> _Work to be completed_
Count how many lines contain "ChainLink" and reply with that number only.

> _Material provided_
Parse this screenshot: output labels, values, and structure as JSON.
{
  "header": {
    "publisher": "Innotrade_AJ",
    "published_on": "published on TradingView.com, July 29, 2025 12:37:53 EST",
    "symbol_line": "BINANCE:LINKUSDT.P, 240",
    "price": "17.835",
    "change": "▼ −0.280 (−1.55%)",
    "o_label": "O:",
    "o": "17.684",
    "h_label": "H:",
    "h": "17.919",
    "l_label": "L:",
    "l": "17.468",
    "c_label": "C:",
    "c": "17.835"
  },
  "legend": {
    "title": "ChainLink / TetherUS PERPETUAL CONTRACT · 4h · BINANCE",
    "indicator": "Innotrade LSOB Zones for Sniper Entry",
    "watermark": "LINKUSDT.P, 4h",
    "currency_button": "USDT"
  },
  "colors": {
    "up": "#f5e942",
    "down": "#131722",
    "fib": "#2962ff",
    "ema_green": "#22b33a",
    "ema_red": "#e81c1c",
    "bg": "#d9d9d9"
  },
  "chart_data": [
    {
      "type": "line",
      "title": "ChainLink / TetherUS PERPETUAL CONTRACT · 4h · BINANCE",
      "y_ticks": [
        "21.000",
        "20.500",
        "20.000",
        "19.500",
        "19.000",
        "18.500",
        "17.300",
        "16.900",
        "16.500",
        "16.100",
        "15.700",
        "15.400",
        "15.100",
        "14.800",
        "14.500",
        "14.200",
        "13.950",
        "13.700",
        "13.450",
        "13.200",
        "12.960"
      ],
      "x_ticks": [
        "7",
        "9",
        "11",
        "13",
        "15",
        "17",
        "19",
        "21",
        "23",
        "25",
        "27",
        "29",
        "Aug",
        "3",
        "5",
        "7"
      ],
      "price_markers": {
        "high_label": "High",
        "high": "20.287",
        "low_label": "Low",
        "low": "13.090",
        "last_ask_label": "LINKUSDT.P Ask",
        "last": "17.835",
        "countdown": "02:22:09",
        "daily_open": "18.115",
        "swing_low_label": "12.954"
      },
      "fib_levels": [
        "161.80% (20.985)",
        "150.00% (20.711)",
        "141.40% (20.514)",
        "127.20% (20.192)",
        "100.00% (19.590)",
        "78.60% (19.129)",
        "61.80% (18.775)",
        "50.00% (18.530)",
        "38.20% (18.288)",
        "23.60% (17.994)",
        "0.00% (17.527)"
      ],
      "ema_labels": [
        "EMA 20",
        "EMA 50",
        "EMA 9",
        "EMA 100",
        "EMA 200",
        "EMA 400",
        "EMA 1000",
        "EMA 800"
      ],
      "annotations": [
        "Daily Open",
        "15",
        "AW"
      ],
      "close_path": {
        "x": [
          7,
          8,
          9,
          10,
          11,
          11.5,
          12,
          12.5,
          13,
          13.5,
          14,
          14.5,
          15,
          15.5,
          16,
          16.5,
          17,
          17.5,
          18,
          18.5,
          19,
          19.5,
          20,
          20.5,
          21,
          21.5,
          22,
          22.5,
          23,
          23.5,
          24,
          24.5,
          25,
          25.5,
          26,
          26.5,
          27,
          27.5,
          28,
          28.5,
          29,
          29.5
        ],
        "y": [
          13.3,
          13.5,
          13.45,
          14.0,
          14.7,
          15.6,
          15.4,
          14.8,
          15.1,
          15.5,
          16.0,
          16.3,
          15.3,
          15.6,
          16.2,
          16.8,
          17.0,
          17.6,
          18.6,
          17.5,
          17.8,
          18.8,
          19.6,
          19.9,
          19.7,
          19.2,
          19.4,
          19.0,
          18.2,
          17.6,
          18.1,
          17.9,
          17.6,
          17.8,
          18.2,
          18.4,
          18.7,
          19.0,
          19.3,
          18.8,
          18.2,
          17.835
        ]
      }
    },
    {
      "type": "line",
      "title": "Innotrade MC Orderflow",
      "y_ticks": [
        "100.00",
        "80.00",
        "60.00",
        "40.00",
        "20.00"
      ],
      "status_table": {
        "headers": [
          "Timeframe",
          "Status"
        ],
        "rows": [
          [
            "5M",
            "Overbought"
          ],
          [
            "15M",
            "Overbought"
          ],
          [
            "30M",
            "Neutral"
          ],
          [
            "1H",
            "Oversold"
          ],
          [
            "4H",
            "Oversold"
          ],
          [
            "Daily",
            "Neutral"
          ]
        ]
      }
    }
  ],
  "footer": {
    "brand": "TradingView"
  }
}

> _Written solution_
2